Every entry should be repeated exactly. Omit the pictures.

_MATERIAL SUPPLIED_.
--

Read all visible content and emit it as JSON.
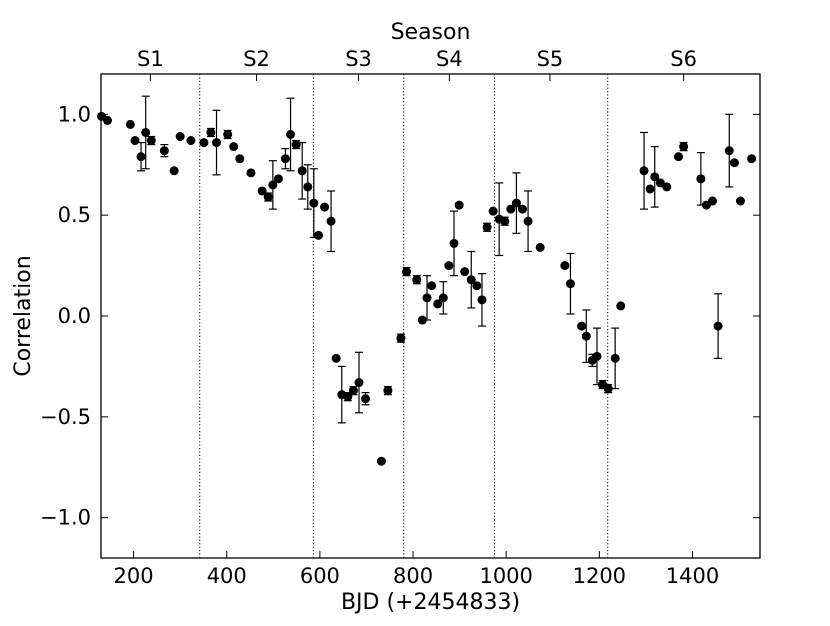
{
  "chart_data": {
    "type": "scatter",
    "xlabel": "BJD (+2454833)",
    "ylabel": "Correlation",
    "top_axis_label": "Season",
    "xlim": [
      130,
      1545
    ],
    "ylim": [
      -1.2,
      1.2
    ],
    "xticks": [
      200,
      400,
      600,
      800,
      1000,
      1200,
      1400
    ],
    "xtick_labels": [
      "200",
      "400",
      "600",
      "800",
      "1000",
      "1200",
      "1400"
    ],
    "yticks": [
      1.0,
      0.5,
      0.0,
      -0.5,
      -1.0
    ],
    "ytick_labels": [
      "1.0",
      "0.5",
      "0.0",
      "−0.5",
      "−1.0"
    ],
    "season_boundaries": [
      342,
      586,
      780,
      975,
      1218
    ],
    "seasons": [
      {
        "label": "S1",
        "x": 236
      },
      {
        "label": "S2",
        "x": 464
      },
      {
        "label": "S3",
        "x": 683
      },
      {
        "label": "S4",
        "x": 878
      },
      {
        "label": "S5",
        "x": 1094
      },
      {
        "label": "S6",
        "x": 1381
      }
    ],
    "points": [
      {
        "x": 131,
        "y": 0.99
      },
      {
        "x": 144,
        "y": 0.97
      },
      {
        "x": 193,
        "y": 0.95
      },
      {
        "x": 203,
        "y": 0.87
      },
      {
        "x": 216,
        "y": 0.79,
        "err": 0.07
      },
      {
        "x": 226,
        "y": 0.91,
        "err": 0.18
      },
      {
        "x": 238,
        "y": 0.87,
        "err": 0.02
      },
      {
        "x": 266,
        "y": 0.82,
        "err": 0.03
      },
      {
        "x": 287,
        "y": 0.72
      },
      {
        "x": 300,
        "y": 0.89
      },
      {
        "x": 323,
        "y": 0.87
      },
      {
        "x": 351,
        "y": 0.86
      },
      {
        "x": 366,
        "y": 0.91,
        "err": 0.02
      },
      {
        "x": 378,
        "y": 0.86,
        "err": 0.16
      },
      {
        "x": 402,
        "y": 0.9,
        "err": 0.02
      },
      {
        "x": 415,
        "y": 0.84
      },
      {
        "x": 428,
        "y": 0.78
      },
      {
        "x": 452,
        "y": 0.71
      },
      {
        "x": 476,
        "y": 0.62
      },
      {
        "x": 489,
        "y": 0.59,
        "err": 0.02
      },
      {
        "x": 499,
        "y": 0.65,
        "err": 0.12
      },
      {
        "x": 511,
        "y": 0.68
      },
      {
        "x": 526,
        "y": 0.78,
        "err": 0.05
      },
      {
        "x": 537,
        "y": 0.9,
        "err": 0.18
      },
      {
        "x": 549,
        "y": 0.85,
        "err": 0.02
      },
      {
        "x": 562,
        "y": 0.72,
        "err": 0.14
      },
      {
        "x": 574,
        "y": 0.64,
        "err": 0.11
      },
      {
        "x": 587,
        "y": 0.56,
        "err": 0.17
      },
      {
        "x": 597,
        "y": 0.4
      },
      {
        "x": 610,
        "y": 0.54
      },
      {
        "x": 624,
        "y": 0.47,
        "err": 0.15
      },
      {
        "x": 635,
        "y": -0.21
      },
      {
        "x": 647,
        "y": -0.39,
        "err": 0.14
      },
      {
        "x": 660,
        "y": -0.4,
        "err": 0.02
      },
      {
        "x": 672,
        "y": -0.37,
        "err": 0.02
      },
      {
        "x": 684,
        "y": -0.33,
        "err": 0.15
      },
      {
        "x": 698,
        "y": -0.41,
        "err": 0.03
      },
      {
        "x": 732,
        "y": -0.72
      },
      {
        "x": 746,
        "y": -0.37,
        "err": 0.02
      },
      {
        "x": 774,
        "y": -0.11,
        "err": 0.02
      },
      {
        "x": 786,
        "y": 0.22,
        "err": 0.02
      },
      {
        "x": 808,
        "y": 0.18,
        "err": 0.02
      },
      {
        "x": 820,
        "y": -0.02
      },
      {
        "x": 830,
        "y": 0.09,
        "err": 0.11
      },
      {
        "x": 840,
        "y": 0.15
      },
      {
        "x": 853,
        "y": 0.06
      },
      {
        "x": 865,
        "y": 0.09,
        "err": 0.08
      },
      {
        "x": 877,
        "y": 0.25
      },
      {
        "x": 888,
        "y": 0.36,
        "err": 0.16
      },
      {
        "x": 899,
        "y": 0.55
      },
      {
        "x": 911,
        "y": 0.22
      },
      {
        "x": 925,
        "y": 0.18,
        "err": 0.14
      },
      {
        "x": 937,
        "y": 0.15
      },
      {
        "x": 948,
        "y": 0.08,
        "err": 0.13
      },
      {
        "x": 959,
        "y": 0.44,
        "err": 0.02
      },
      {
        "x": 972,
        "y": 0.52
      },
      {
        "x": 985,
        "y": 0.48,
        "err": 0.18
      },
      {
        "x": 997,
        "y": 0.47,
        "err": 0.02
      },
      {
        "x": 1010,
        "y": 0.53
      },
      {
        "x": 1022,
        "y": 0.56,
        "err": 0.15
      },
      {
        "x": 1035,
        "y": 0.53
      },
      {
        "x": 1047,
        "y": 0.47,
        "err": 0.15
      },
      {
        "x": 1073,
        "y": 0.34
      },
      {
        "x": 1126,
        "y": 0.25
      },
      {
        "x": 1138,
        "y": 0.16,
        "err": 0.15
      },
      {
        "x": 1162,
        "y": -0.05
      },
      {
        "x": 1172,
        "y": -0.1,
        "err": 0.13
      },
      {
        "x": 1185,
        "y": -0.22,
        "err": 0.03
      },
      {
        "x": 1195,
        "y": -0.2,
        "err": 0.14
      },
      {
        "x": 1207,
        "y": -0.34,
        "err": 0.02
      },
      {
        "x": 1219,
        "y": -0.36,
        "err": 0.02
      },
      {
        "x": 1234,
        "y": -0.21,
        "err": 0.15
      },
      {
        "x": 1246,
        "y": 0.05
      },
      {
        "x": 1296,
        "y": 0.72,
        "err": 0.19
      },
      {
        "x": 1309,
        "y": 0.63
      },
      {
        "x": 1319,
        "y": 0.69,
        "err": 0.15
      },
      {
        "x": 1331,
        "y": 0.66
      },
      {
        "x": 1345,
        "y": 0.64
      },
      {
        "x": 1370,
        "y": 0.79
      },
      {
        "x": 1381,
        "y": 0.84,
        "err": 0.02
      },
      {
        "x": 1418,
        "y": 0.68,
        "err": 0.13
      },
      {
        "x": 1430,
        "y": 0.55
      },
      {
        "x": 1443,
        "y": 0.57
      },
      {
        "x": 1455,
        "y": -0.05,
        "err": 0.16
      },
      {
        "x": 1479,
        "y": 0.82,
        "err": 0.18
      },
      {
        "x": 1490,
        "y": 0.76
      },
      {
        "x": 1503,
        "y": 0.57
      },
      {
        "x": 1527,
        "y": 0.78
      }
    ]
  }
}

--

_EXERCISE RESPONSE_.
Read all visible content and emit it as JSON.
{
  "chart_data": {
    "type": "scatter",
    "xlabel": "BJD (+2454833)",
    "ylabel": "Correlation",
    "top_axis_label": "Season",
    "xlim": [
      130,
      1545
    ],
    "ylim": [
      -1.2,
      1.2
    ],
    "xticks": [
      200,
      400,
      600,
      800,
      1000,
      1200,
      1400
    ],
    "xtick_labels": [
      "200",
      "400",
      "600",
      "800",
      "1000",
      "1200",
      "1400"
    ],
    "yticks": [
      1.0,
      0.5,
      0.0,
      -0.5,
      -1.0
    ],
    "ytick_labels": [
      "1.0",
      "0.5",
      "0.0",
      "−0.5",
      "−1.0"
    ],
    "season_boundaries": [
      342,
      586,
      780,
      975,
      1218
    ],
    "seasons": [
      {
        "label": "S1",
        "x": 236
      },
      {
        "label": "S2",
        "x": 464
      },
      {
        "label": "S3",
        "x": 683
      },
      {
        "label": "S4",
        "x": 878
      },
      {
        "label": "S5",
        "x": 1094
      },
      {
        "label": "S6",
        "x": 1381
      }
    ],
    "points": [
      {
        "x": 131,
        "y": 0.99
      },
      {
        "x": 144,
        "y": 0.97
      },
      {
        "x": 193,
        "y": 0.95
      },
      {
        "x": 203,
        "y": 0.87
      },
      {
        "x": 216,
        "y": 0.79,
        "err": 0.07
      },
      {
        "x": 226,
        "y": 0.91,
        "err": 0.18
      },
      {
        "x": 238,
        "y": 0.87,
        "err": 0.02
      },
      {
        "x": 266,
        "y": 0.82,
        "err": 0.03
      },
      {
        "x": 287,
        "y": 0.72
      },
      {
        "x": 300,
        "y": 0.89
      },
      {
        "x": 323,
        "y": 0.87
      },
      {
        "x": 351,
        "y": 0.86
      },
      {
        "x": 366,
        "y": 0.91,
        "err": 0.02
      },
      {
        "x": 378,
        "y": 0.86,
        "err": 0.16
      },
      {
        "x": 402,
        "y": 0.9,
        "err": 0.02
      },
      {
        "x": 415,
        "y": 0.84
      },
      {
        "x": 428,
        "y": 0.78
      },
      {
        "x": 452,
        "y": 0.71
      },
      {
        "x": 476,
        "y": 0.62
      },
      {
        "x": 489,
        "y": 0.59,
        "err": 0.02
      },
      {
        "x": 499,
        "y": 0.65,
        "err": 0.12
      },
      {
        "x": 511,
        "y": 0.68
      },
      {
        "x": 526,
        "y": 0.78,
        "err": 0.05
      },
      {
        "x": 537,
        "y": 0.9,
        "err": 0.18
      },
      {
        "x": 549,
        "y": 0.85,
        "err": 0.02
      },
      {
        "x": 562,
        "y": 0.72,
        "err": 0.14
      },
      {
        "x": 574,
        "y": 0.64,
        "err": 0.11
      },
      {
        "x": 587,
        "y": 0.56,
        "err": 0.17
      },
      {
        "x": 597,
        "y": 0.4
      },
      {
        "x": 610,
        "y": 0.54
      },
      {
        "x": 624,
        "y": 0.47,
        "err": 0.15
      },
      {
        "x": 635,
        "y": -0.21
      },
      {
        "x": 647,
        "y": -0.39,
        "err": 0.14
      },
      {
        "x": 660,
        "y": -0.4,
        "err": 0.02
      },
      {
        "x": 672,
        "y": -0.37,
        "err": 0.02
      },
      {
        "x": 684,
        "y": -0.33,
        "err": 0.15
      },
      {
        "x": 698,
        "y": -0.41,
        "err": 0.03
      },
      {
        "x": 732,
        "y": -0.72
      },
      {
        "x": 746,
        "y": -0.37,
        "err": 0.02
      },
      {
        "x": 774,
        "y": -0.11,
        "err": 0.02
      },
      {
        "x": 786,
        "y": 0.22,
        "err": 0.02
      },
      {
        "x": 808,
        "y": 0.18,
        "err": 0.02
      },
      {
        "x": 820,
        "y": -0.02
      },
      {
        "x": 830,
        "y": 0.09,
        "err": 0.11
      },
      {
        "x": 840,
        "y": 0.15
      },
      {
        "x": 853,
        "y": 0.06
      },
      {
        "x": 865,
        "y": 0.09,
        "err": 0.08
      },
      {
        "x": 877,
        "y": 0.25
      },
      {
        "x": 888,
        "y": 0.36,
        "err": 0.16
      },
      {
        "x": 899,
        "y": 0.55
      },
      {
        "x": 911,
        "y": 0.22
      },
      {
        "x": 925,
        "y": 0.18,
        "err": 0.14
      },
      {
        "x": 937,
        "y": 0.15
      },
      {
        "x": 948,
        "y": 0.08,
        "err": 0.13
      },
      {
        "x": 959,
        "y": 0.44,
        "err": 0.02
      },
      {
        "x": 972,
        "y": 0.52
      },
      {
        "x": 985,
        "y": 0.48,
        "err": 0.18
      },
      {
        "x": 997,
        "y": 0.47,
        "err": 0.02
      },
      {
        "x": 1010,
        "y": 0.53
      },
      {
        "x": 1022,
        "y": 0.56,
        "err": 0.15
      },
      {
        "x": 1035,
        "y": 0.53
      },
      {
        "x": 1047,
        "y": 0.47,
        "err": 0.15
      },
      {
        "x": 1073,
        "y": 0.34
      },
      {
        "x": 1126,
        "y": 0.25
      },
      {
        "x": 1138,
        "y": 0.16,
        "err": 0.15
      },
      {
        "x": 1162,
        "y": -0.05
      },
      {
        "x": 1172,
        "y": -0.1,
        "err": 0.13
      },
      {
        "x": 1185,
        "y": -0.22,
        "err": 0.03
      },
      {
        "x": 1195,
        "y": -0.2,
        "err": 0.14
      },
      {
        "x": 1207,
        "y": -0.34,
        "err": 0.02
      },
      {
        "x": 1219,
        "y": -0.36,
        "err": 0.02
      },
      {
        "x": 1234,
        "y": -0.21,
        "err": 0.15
      },
      {
        "x": 1246,
        "y": 0.05
      },
      {
        "x": 1296,
        "y": 0.72,
        "err": 0.19
      },
      {
        "x": 1309,
        "y": 0.63
      },
      {
        "x": 1319,
        "y": 0.69,
        "err": 0.15
      },
      {
        "x": 1331,
        "y": 0.66
      },
      {
        "x": 1345,
        "y": 0.64
      },
      {
        "x": 1370,
        "y": 0.79
      },
      {
        "x": 1381,
        "y": 0.84,
        "err": 0.02
      },
      {
        "x": 1418,
        "y": 0.68,
        "err": 0.13
      },
      {
        "x": 1430,
        "y": 0.55
      },
      {
        "x": 1443,
        "y": 0.57
      },
      {
        "x": 1455,
        "y": -0.05,
        "err": 0.16
      },
      {
        "x": 1479,
        "y": 0.82,
        "err": 0.18
      },
      {
        "x": 1490,
        "y": 0.76
      },
      {
        "x": 1503,
        "y": 0.57
      },
      {
        "x": 1527,
        "y": 0.78
      }
    ]
  }
}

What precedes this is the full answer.